DIRECTIONS FOR THIS TASK -
Go through the entries one line at a time, and gather every line that has the word "Elég".

DATA SUPPLIED -
***

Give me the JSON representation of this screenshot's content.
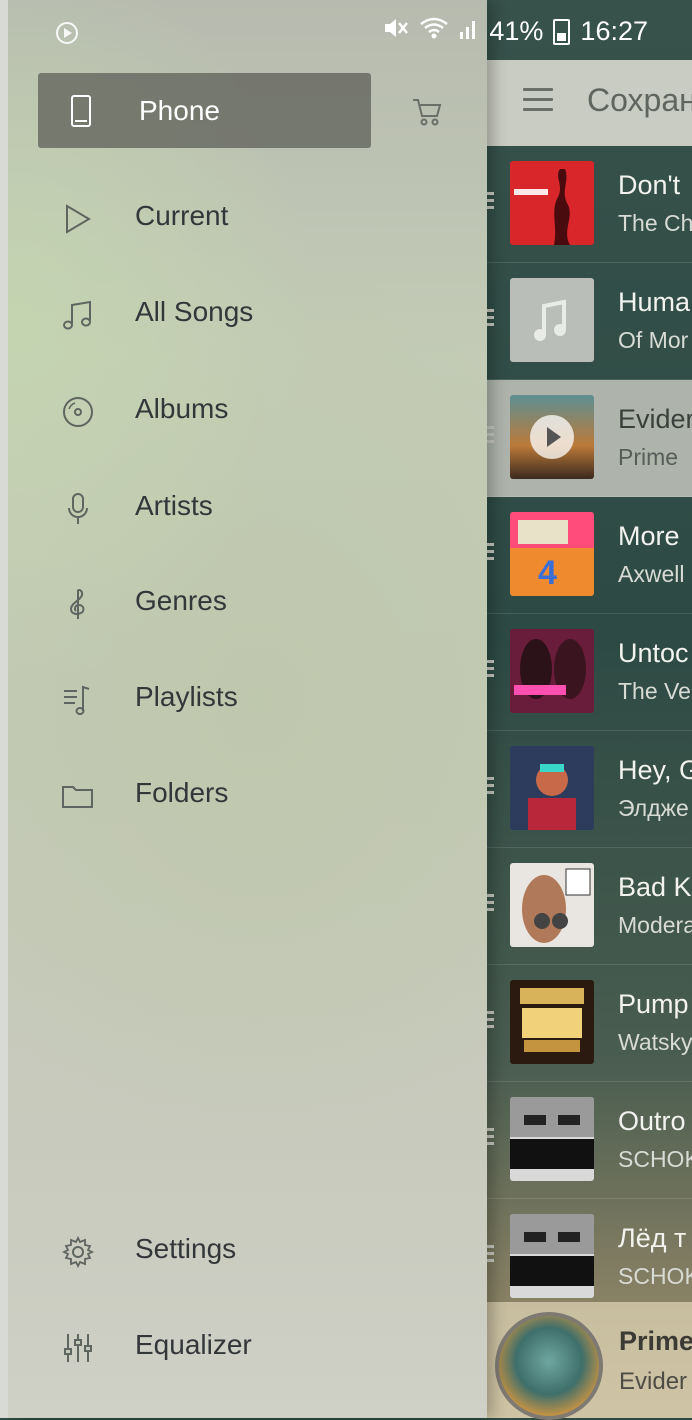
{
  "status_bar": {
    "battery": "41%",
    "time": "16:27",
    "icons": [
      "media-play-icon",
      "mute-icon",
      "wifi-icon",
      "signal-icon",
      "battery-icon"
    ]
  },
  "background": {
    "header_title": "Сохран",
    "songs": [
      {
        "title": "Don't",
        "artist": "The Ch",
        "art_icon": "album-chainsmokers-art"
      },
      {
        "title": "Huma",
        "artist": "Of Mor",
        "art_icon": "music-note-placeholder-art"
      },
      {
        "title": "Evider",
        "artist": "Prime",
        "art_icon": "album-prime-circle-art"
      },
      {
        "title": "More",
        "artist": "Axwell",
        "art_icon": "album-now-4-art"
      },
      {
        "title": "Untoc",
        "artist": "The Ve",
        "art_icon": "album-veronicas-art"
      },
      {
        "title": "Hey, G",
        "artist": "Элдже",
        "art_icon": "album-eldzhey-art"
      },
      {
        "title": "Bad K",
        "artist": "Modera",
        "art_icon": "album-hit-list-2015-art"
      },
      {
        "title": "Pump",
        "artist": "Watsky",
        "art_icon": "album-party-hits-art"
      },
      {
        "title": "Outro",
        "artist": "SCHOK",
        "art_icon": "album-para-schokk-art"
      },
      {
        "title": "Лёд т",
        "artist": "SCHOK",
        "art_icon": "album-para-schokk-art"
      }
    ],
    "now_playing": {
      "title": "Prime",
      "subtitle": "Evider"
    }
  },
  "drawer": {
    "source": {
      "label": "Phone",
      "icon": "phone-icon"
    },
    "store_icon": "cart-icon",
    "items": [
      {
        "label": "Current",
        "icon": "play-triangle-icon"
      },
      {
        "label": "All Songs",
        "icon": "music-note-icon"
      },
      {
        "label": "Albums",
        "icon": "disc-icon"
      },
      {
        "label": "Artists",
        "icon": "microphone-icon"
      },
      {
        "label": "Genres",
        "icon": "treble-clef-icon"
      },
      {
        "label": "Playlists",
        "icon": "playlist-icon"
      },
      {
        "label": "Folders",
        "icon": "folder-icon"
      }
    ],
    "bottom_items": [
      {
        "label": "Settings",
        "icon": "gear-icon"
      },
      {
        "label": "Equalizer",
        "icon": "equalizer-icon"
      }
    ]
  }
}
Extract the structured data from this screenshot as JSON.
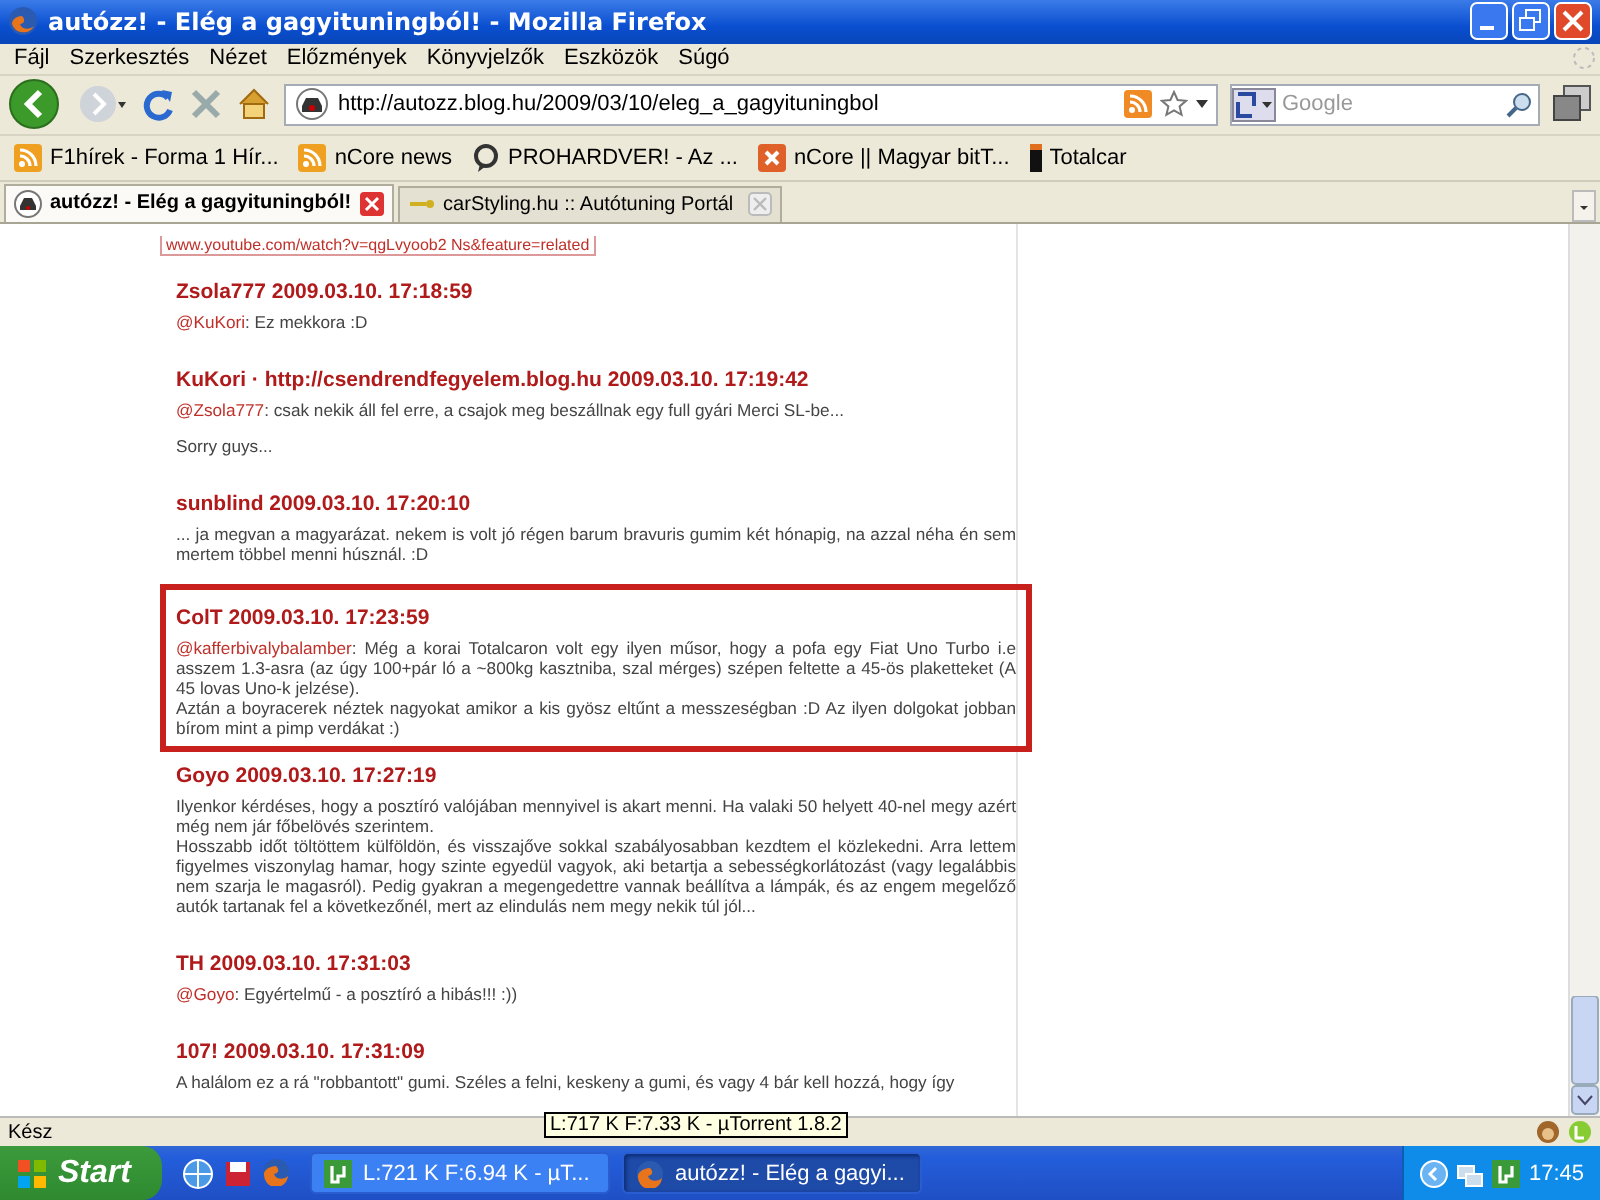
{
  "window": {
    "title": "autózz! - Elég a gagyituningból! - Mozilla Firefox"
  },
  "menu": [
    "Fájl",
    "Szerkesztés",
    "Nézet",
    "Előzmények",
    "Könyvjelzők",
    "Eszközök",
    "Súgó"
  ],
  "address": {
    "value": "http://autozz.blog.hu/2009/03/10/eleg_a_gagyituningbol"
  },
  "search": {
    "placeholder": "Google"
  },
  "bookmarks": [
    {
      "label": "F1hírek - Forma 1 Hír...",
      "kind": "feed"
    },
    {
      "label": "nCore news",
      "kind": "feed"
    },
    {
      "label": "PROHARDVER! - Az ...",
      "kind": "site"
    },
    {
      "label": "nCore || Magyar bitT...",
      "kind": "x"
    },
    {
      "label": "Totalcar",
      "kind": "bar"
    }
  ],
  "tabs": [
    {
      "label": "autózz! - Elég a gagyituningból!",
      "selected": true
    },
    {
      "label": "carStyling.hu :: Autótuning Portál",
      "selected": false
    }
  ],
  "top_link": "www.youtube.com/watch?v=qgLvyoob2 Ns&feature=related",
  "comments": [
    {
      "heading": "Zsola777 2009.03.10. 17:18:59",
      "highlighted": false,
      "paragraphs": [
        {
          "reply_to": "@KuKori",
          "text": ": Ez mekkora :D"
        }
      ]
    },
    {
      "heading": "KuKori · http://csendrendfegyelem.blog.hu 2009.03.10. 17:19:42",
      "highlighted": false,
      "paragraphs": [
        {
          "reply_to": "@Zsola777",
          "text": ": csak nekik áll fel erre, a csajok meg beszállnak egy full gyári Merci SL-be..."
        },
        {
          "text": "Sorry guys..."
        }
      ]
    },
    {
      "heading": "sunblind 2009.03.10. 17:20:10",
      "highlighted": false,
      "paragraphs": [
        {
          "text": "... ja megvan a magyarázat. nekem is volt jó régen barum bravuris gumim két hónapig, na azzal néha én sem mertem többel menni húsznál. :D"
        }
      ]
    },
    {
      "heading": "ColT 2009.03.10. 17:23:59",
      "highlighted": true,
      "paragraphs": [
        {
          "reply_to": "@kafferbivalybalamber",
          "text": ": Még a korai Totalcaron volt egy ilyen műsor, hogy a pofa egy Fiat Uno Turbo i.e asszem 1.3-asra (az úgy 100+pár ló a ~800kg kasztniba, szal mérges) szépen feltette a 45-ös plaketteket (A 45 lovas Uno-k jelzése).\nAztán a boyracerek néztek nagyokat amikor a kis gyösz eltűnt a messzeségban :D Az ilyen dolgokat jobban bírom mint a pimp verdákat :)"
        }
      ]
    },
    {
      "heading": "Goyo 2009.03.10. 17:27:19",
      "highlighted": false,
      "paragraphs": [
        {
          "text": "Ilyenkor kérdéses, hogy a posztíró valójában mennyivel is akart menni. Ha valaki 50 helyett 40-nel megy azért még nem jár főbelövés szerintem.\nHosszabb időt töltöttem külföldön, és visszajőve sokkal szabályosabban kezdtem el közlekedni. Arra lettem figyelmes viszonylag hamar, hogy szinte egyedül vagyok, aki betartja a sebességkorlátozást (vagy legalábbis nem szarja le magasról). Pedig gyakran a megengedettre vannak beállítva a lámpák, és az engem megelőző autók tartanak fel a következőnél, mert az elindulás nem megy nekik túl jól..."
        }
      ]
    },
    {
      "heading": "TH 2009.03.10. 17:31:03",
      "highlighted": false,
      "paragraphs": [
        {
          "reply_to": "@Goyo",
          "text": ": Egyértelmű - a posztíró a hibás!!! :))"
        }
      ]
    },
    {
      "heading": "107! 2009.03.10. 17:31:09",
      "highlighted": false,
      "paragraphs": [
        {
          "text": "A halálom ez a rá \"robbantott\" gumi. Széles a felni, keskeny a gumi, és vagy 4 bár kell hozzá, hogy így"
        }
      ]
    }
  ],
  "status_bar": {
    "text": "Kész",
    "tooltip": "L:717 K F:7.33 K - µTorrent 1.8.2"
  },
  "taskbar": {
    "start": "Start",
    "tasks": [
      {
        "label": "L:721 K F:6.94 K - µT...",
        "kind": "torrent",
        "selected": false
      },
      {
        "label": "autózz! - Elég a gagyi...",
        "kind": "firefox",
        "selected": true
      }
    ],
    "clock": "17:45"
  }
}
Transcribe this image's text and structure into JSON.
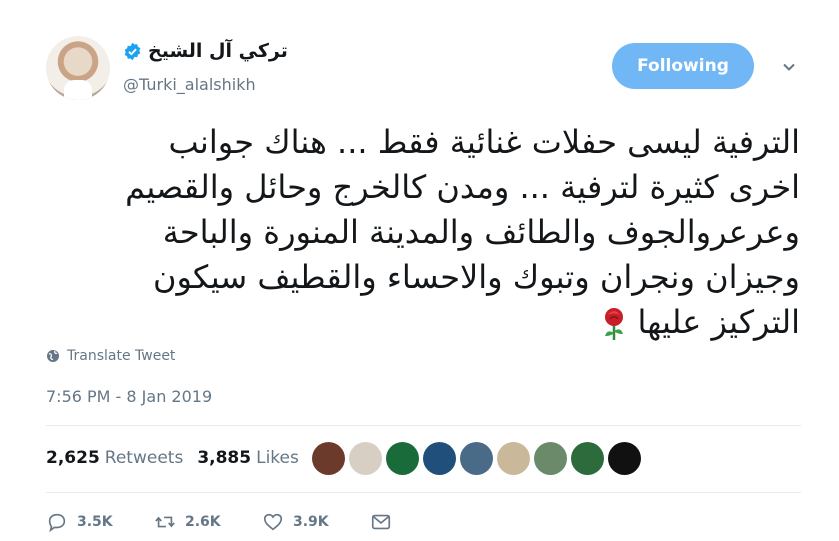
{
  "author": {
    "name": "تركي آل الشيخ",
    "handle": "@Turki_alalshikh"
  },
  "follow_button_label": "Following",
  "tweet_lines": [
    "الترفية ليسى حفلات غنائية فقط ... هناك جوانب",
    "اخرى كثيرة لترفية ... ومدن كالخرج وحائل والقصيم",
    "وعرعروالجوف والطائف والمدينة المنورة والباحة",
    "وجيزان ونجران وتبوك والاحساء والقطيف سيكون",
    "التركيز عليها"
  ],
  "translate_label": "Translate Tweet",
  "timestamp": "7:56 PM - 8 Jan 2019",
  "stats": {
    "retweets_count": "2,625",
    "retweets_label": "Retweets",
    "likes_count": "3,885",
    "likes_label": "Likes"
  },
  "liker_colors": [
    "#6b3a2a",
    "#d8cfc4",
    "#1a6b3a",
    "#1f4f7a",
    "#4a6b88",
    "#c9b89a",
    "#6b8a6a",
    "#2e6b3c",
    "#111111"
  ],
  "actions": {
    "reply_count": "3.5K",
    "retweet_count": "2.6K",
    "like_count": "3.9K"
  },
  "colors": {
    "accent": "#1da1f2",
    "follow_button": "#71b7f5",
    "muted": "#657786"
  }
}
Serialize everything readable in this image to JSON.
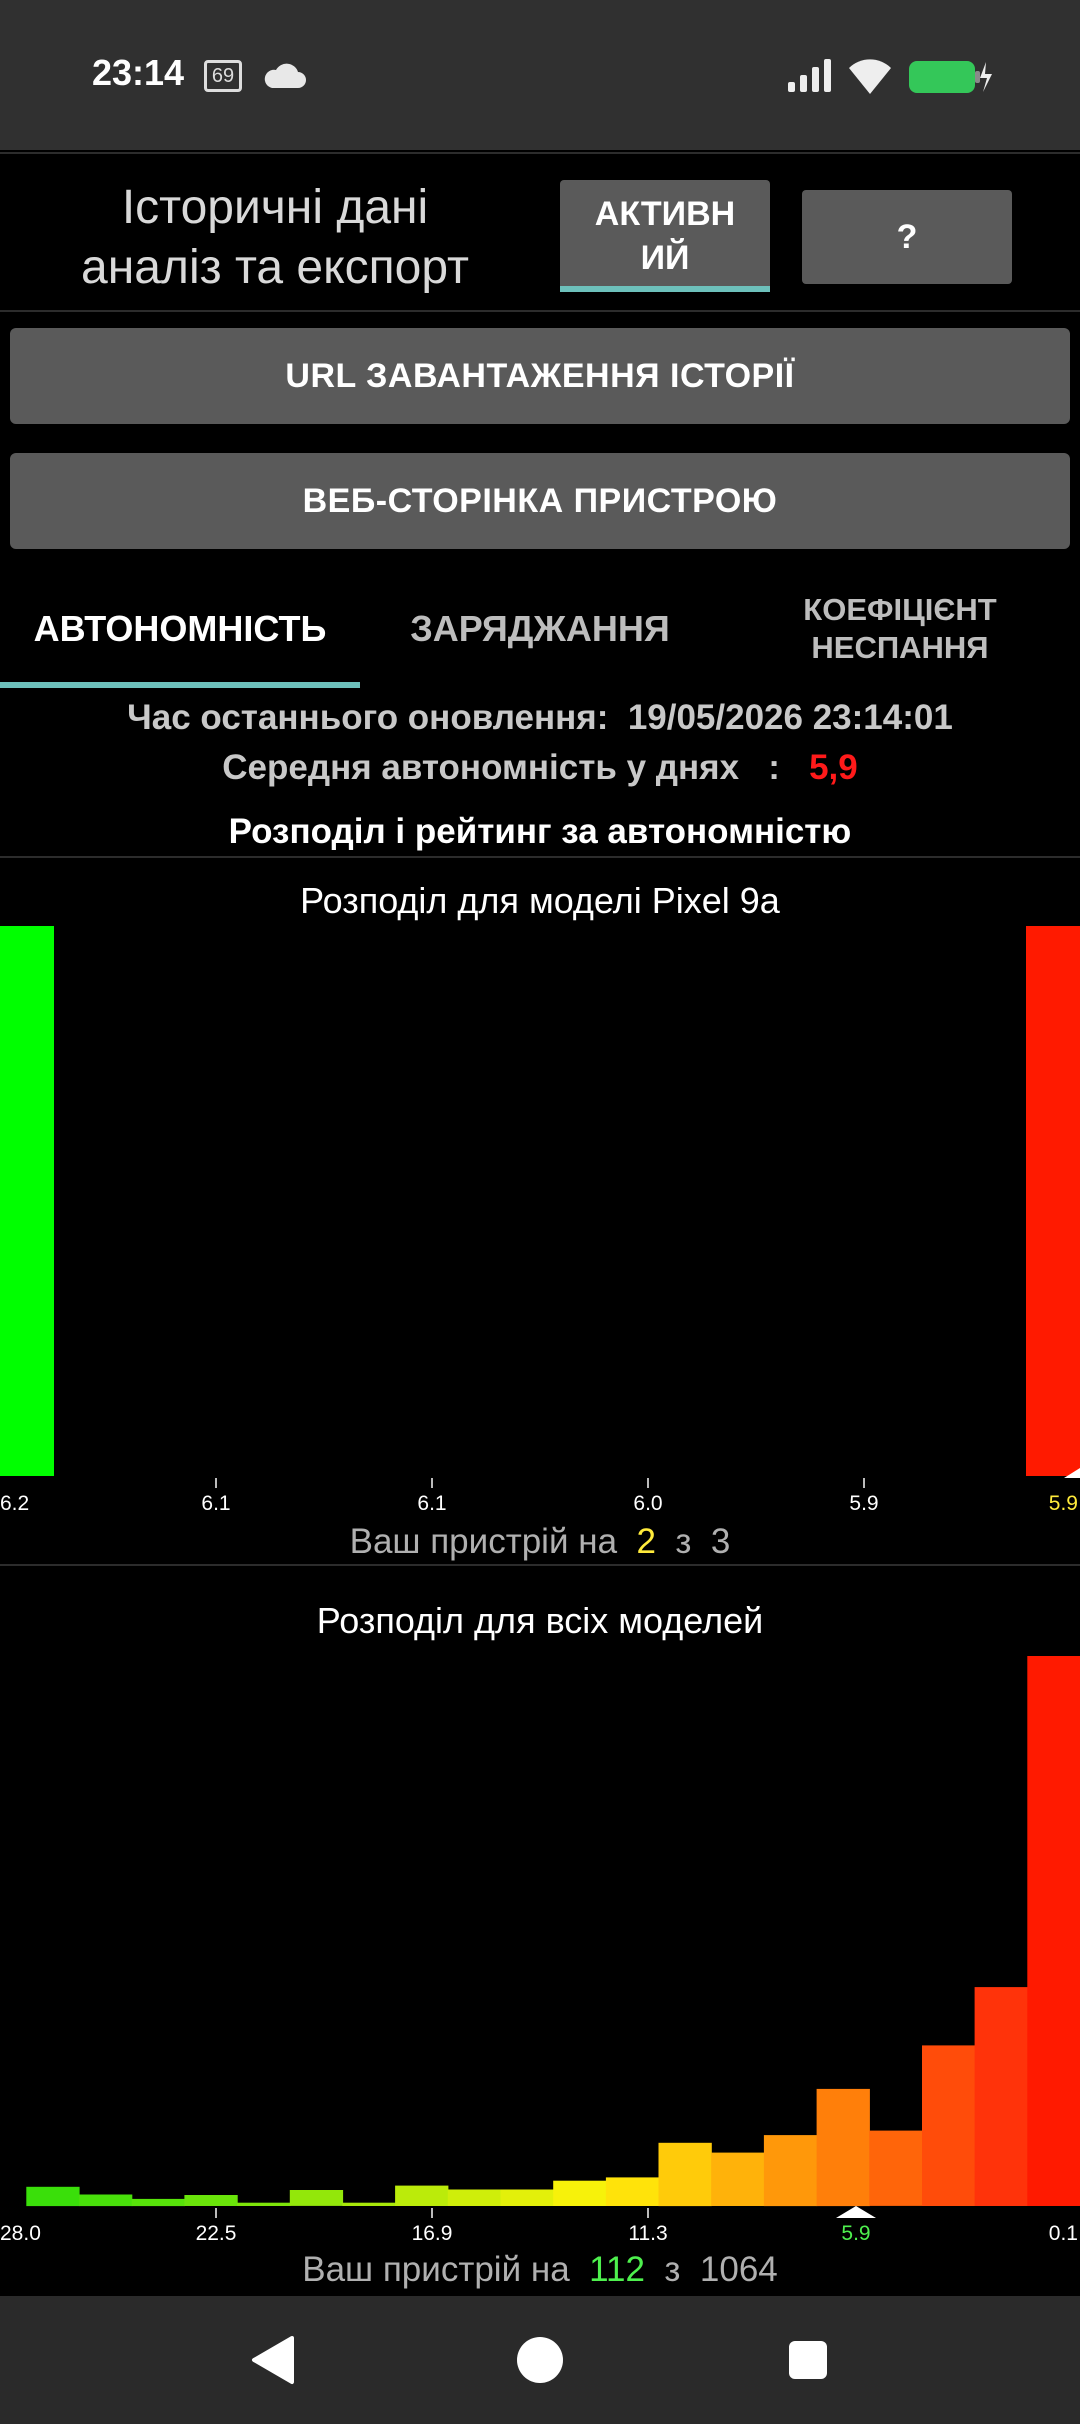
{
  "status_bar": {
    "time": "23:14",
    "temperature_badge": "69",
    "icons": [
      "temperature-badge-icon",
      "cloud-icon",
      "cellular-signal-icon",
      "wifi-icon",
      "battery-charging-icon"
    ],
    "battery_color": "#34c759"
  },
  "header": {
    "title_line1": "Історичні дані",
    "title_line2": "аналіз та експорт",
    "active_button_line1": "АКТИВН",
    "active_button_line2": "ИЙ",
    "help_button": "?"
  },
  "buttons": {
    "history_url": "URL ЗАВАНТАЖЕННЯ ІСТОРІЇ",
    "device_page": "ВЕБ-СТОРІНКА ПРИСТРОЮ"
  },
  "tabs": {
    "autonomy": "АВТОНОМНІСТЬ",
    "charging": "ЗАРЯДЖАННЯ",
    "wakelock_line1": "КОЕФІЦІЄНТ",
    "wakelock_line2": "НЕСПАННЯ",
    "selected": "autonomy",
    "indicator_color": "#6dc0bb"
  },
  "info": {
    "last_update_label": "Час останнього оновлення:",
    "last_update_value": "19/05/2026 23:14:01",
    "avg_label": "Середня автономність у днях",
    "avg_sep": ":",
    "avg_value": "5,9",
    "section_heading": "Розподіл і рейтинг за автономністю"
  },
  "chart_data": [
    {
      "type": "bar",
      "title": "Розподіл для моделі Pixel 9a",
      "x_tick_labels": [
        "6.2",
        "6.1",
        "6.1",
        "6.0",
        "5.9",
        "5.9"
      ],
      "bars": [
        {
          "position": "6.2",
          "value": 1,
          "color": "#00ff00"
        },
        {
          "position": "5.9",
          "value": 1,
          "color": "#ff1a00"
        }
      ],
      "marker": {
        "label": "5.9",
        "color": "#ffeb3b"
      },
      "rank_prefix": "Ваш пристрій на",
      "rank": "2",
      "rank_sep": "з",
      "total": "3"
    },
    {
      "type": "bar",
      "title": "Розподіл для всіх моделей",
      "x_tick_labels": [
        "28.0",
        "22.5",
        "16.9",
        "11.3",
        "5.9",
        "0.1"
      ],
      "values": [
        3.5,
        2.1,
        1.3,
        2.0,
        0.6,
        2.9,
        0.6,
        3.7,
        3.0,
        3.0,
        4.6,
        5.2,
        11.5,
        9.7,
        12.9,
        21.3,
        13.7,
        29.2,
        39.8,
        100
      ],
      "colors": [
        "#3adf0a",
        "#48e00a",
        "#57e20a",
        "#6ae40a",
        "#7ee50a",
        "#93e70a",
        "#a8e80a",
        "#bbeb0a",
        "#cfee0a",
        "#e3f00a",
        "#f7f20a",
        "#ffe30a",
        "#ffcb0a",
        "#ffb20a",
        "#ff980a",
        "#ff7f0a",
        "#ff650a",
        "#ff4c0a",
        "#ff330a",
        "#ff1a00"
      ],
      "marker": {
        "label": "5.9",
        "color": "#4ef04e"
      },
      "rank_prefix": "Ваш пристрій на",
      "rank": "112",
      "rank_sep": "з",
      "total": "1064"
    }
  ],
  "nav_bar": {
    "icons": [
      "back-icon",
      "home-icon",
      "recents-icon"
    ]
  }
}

***

WORKED SOLUTION -
    "title": "autózz! - Elég a gagyituningból! - Mozilla Firefox"
      "label": "autózz! - Elég a gagyituningból!",
        "label": "autózz! - Elég a gagyi...",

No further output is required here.